■ **Stated problem**: Quote the records that follow in full and exactly; leave out the pictures.

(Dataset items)
________________________________________

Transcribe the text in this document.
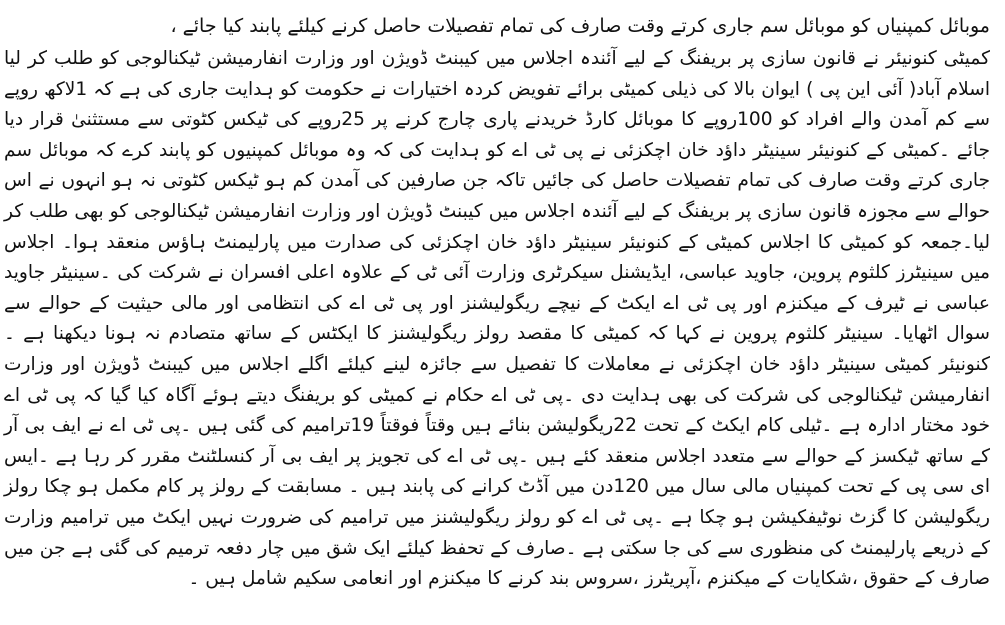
موبائل کمپنیاں کو موبائل سم جاری کرتے وقت صارف کی تمام تفصیلات حاصل کرنے کیلئے پابند کیا جائے ،

کمیٹی کنونیئر نے قانون سازی پر بریفنگ کے لیے آئندہ اجلاس میں کیبنٹ ڈویژن اور وزارت انفارمیشن ٹیکنالوجی کو طلب کر لیا اسلام آباد( آئی این پی ) ایوان بالا کی ذیلی کمیٹی برائے تفویض کردہ اختیارات نے حکومت کو ہدایت جاری کی ہے کہ 1لاکھ روپے سے کم آمدن والے افراد کو 100روپے کا موبائل کارڈ خریدنے پاری چارج کرنے پر 25روپے کی ٹیکس کٹوتی سے مستثنیٰ قرار دیا جائے ۔کمیٹی کے کنونیئر سینیٹر داؤد خان اچکزئی نے پی ٹی اے کو ہدایت کی کہ وہ موبائل کمپنیوں کو پابند کرے کہ موبائل سم جاری کرتے وقت صارف کی تمام تفصیلات حاصل کی جائیں تاکہ جن صارفین کی آمدن کم ہو ٹیکس کٹوتی نہ ہو انہوں نے اس حوالے سے مجوزہ قانون سازی پر بریفنگ کے لیے آئندہ اجلاس میں کیبنٹ ڈویژن اور وزارت انفارمیشن ٹیکنالوجی کو بھی طلب کر لیا۔جمعہ کو کمیٹی کا اجلاس کمیٹی کے کنونیئر سینیٹر داؤد خان اچکزئی کی صدارت میں پارلیمنٹ ہاؤس منعقد ہوا۔ اجلاس میں سینیٹرز کلثوم پروین، جاوید عباسی، ایڈیشنل سیکرٹری وزارت آئی ٹی کے علاوہ اعلی افسران نے شرکت کی ۔سینیٹر جاوید عباسی نے ٹیرف کے میکنزم اور پی ٹی اے ایکٹ کے نیچے ریگولیشنز اور پی ٹی اے کی انتظامی اور مالی حیثیت کے حوالے سے سوال اٹھایا۔ سینیٹر کلثوم پروین نے کہا کہ کمیٹی کا مقصد رولز ریگولیشنز کا ایکٹس کے ساتھ متصادم نہ ہونا دیکھنا ہے ۔کنونیئر کمیٹی سینیٹر داؤد خان اچکزئی نے معاملات کا تفصیل سے جائزہ لینے کیلئے اگلے اجلاس میں کیبنٹ ڈویژن اور وزارت انفارمیشن ٹیکنالوجی کی شرکت کی بھی ہدایت دی ۔پی ٹی اے حکام نے کمیٹی کو بریفنگ دیتے ہوئے آگاہ کیا گیا کہ پی ٹی اے خود مختار ادارہ ہے ۔ٹیلی کام ایکٹ کے تحت 22ریگولیشن بنائے ہیں وقتاً فوقتاً 19ترامیم کی گئی ہیں ۔پی ٹی اے نے ایف بی آر کے ساتھ ٹیکسز کے حوالے سے متعدد اجلاس منعقد کئے ہیں ۔پی ٹی اے کی تجویز پر ایف بی آر کنسلٹنٹ مقرر کر رہا ہے ۔ایس ای سی پی کے تحت کمپنیاں مالی سال میں 120دن میں آڈٹ کرانے کی پابند ہیں ۔ مسابقت کے رولز پر کام مکمل ہو چکا رولز ریگولیشن کا گزٹ نوٹیفکیشن ہو چکا ہے ۔پی ٹی اے کو رولز ریگولیشنز میں ترامیم کی ضرورت نہیں ایکٹ میں ترامیم وزارت کے ذریعے پارلیمنٹ کی منظوری سے کی جا سکتی ہے ۔صارف کے تحفظ کیلئے ایک شق میں چار دفعہ ترمیم کی گئی ہے جن میں صارف کے حقوق ،شکایات کے میکنزم ،آپریٹرز ،سروس بند کرنے کا میکنزم اور انعامی سکیم شامل ہیں ۔
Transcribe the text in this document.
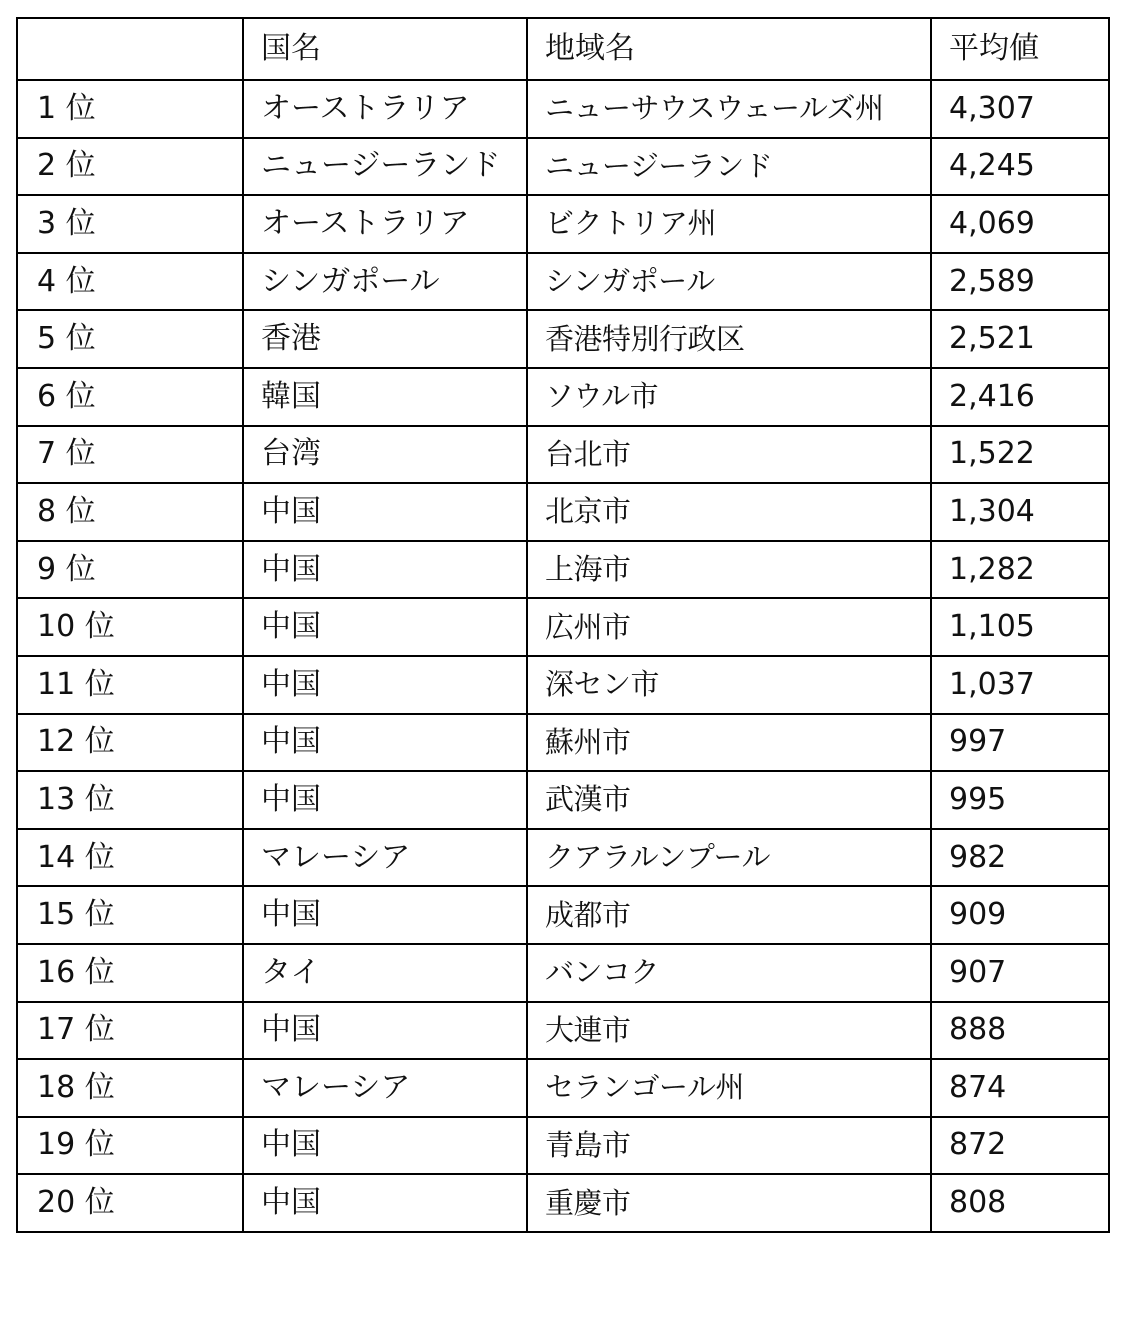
	国名	地域名	平均値
1 位	オーストラリア	ニューサウスウェールズ州	4,307
2 位	ニュージーランド	ニュージーランド	4,245
3 位	オーストラリア	ビクトリア州	4,069
4 位	シンガポール	シンガポール	2,589
5 位	香港	香港特別行政区	2,521
6 位	韓国	ソウル市	2,416
7 位	台湾	台北市	1,522
8 位	中国	北京市	1,304
9 位	中国	上海市	1,282
10 位	中国	広州市	1,105
11 位	中国	深セン市	1,037
12 位	中国	蘇州市	997
13 位	中国	武漢市	995
14 位	マレーシア	クアラルンプール	982
15 位	中国	成都市	909
16 位	タイ	バンコク	907
17 位	中国	大連市	888
18 位	マレーシア	セランゴール州	874
19 位	中国	青島市	872
20 位	中国	重慶市	808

________________________________________

■ **Worked solution**:
Transcribe the text in this document.
موبائل کمپنیاں کو موبائل سم جاری کرتے وقت صارف کی تمام تفصیلات حاصل کرنے کیلئے پابند کیا جائے ،

کمیٹی کنونیئر نے قانون سازی پر بریفنگ کے لیے آئندہ اجلاس میں کیبنٹ ڈویژن اور وزارت انفارمیشن ٹیکنالوجی کو طلب کر لیا اسلام آباد( آئی این پی ) ایوان بالا کی ذیلی کمیٹی برائے تفویض کردہ اختیارات نے حکومت کو ہدایت جاری کی ہے کہ 1لاکھ روپے سے کم آمدن والے افراد کو 100روپے کا موبائل کارڈ خریدنے پاری چارج کرنے پر 25روپے کی ٹیکس کٹوتی سے مستثنیٰ قرار دیا جائے ۔کمیٹی کے کنونیئر سینیٹر داؤد خان اچکزئی نے پی ٹی اے کو ہدایت کی کہ وہ موبائل کمپنیوں کو پابند کرے کہ موبائل سم جاری کرتے وقت صارف کی تمام تفصیلات حاصل کی جائیں تاکہ جن صارفین کی آمدن کم ہو ٹیکس کٹوتی نہ ہو انہوں نے اس حوالے سے مجوزہ قانون سازی پر بریفنگ کے لیے آئندہ اجلاس میں کیبنٹ ڈویژن اور وزارت انفارمیشن ٹیکنالوجی کو بھی طلب کر لیا۔جمعہ کو کمیٹی کا اجلاس کمیٹی کے کنونیئر سینیٹر داؤد خان اچکزئی کی صدارت میں پارلیمنٹ ہاؤس منعقد ہوا۔ اجلاس میں سینیٹرز کلثوم پروین، جاوید عباسی، ایڈیشنل سیکرٹری وزارت آئی ٹی کے علاوہ اعلی افسران نے شرکت کی ۔سینیٹر جاوید عباسی نے ٹیرف کے میکنزم اور پی ٹی اے ایکٹ کے نیچے ریگولیشنز اور پی ٹی اے کی انتظامی اور مالی حیثیت کے حوالے سے سوال اٹھایا۔ سینیٹر کلثوم پروین نے کہا کہ کمیٹی کا مقصد رولز ریگولیشنز کا ایکٹس کے ساتھ متصادم نہ ہونا دیکھنا ہے ۔کنونیئر کمیٹی سینیٹر داؤد خان اچکزئی نے معاملات کا تفصیل سے جائزہ لینے کیلئے اگلے اجلاس میں کیبنٹ ڈویژن اور وزارت انفارمیشن ٹیکنالوجی کی شرکت کی بھی ہدایت دی ۔پی ٹی اے حکام نے کمیٹی کو بریفنگ دیتے ہوئے آگاہ کیا گیا کہ پی ٹی اے خود مختار ادارہ ہے ۔ٹیلی کام ایکٹ کے تحت 22ریگولیشن بنائے ہیں وقتاً فوقتاً 19ترامیم کی گئی ہیں ۔پی ٹی اے نے ایف بی آر کے ساتھ ٹیکسز کے حوالے سے متعدد اجلاس منعقد کئے ہیں ۔پی ٹی اے کی تجویز پر ایف بی آر کنسلٹنٹ مقرر کر رہا ہے ۔ایس ای سی پی کے تحت کمپنیاں مالی سال میں 120دن میں آڈٹ کرانے کی پابند ہیں ۔ مسابقت کے رولز پر کام مکمل ہو چکا رولز ریگولیشن کا گزٹ نوٹیفکیشن ہو چکا ہے ۔پی ٹی اے کو رولز ریگولیشنز میں ترامیم کی ضرورت نہیں ایکٹ میں ترامیم وزارت کے ذریعے پارلیمنٹ کی منظوری سے کی جا سکتی ہے ۔صارف کے تحفظ کیلئے ایک شق میں چار دفعہ ترمیم کی گئی ہے جن میں صارف کے حقوق ،شکایات کے میکنزم ،آپریٹرز ،سروس بند کرنے کا میکنزم اور انعامی سکیم شامل ہیں ۔
Transcribe the text in this document.
	国名	地域名	平均値
1 位	オーストラリア	ニューサウスウェールズ州	4,307
2 位	ニュージーランド	ニュージーランド	4,245
3 位	オーストラリア	ビクトリア州	4,069
4 位	シンガポール	シンガポール	2,589
5 位	香港	香港特別行政区	2,521
6 位	韓国	ソウル市	2,416
7 位	台湾	台北市	1,522
8 位	中国	北京市	1,304
9 位	中国	上海市	1,282
10 位	中国	広州市	1,105
11 位	中国	深セン市	1,037
12 位	中国	蘇州市	997
13 位	中国	武漢市	995
14 位	マレーシア	クアラルンプール	982
15 位	中国	成都市	909
16 位	タイ	バンコク	907
17 位	中国	大連市	888
18 位	マレーシア	セランゴール州	874
19 位	中国	青島市	872
20 位	中国	重慶市	808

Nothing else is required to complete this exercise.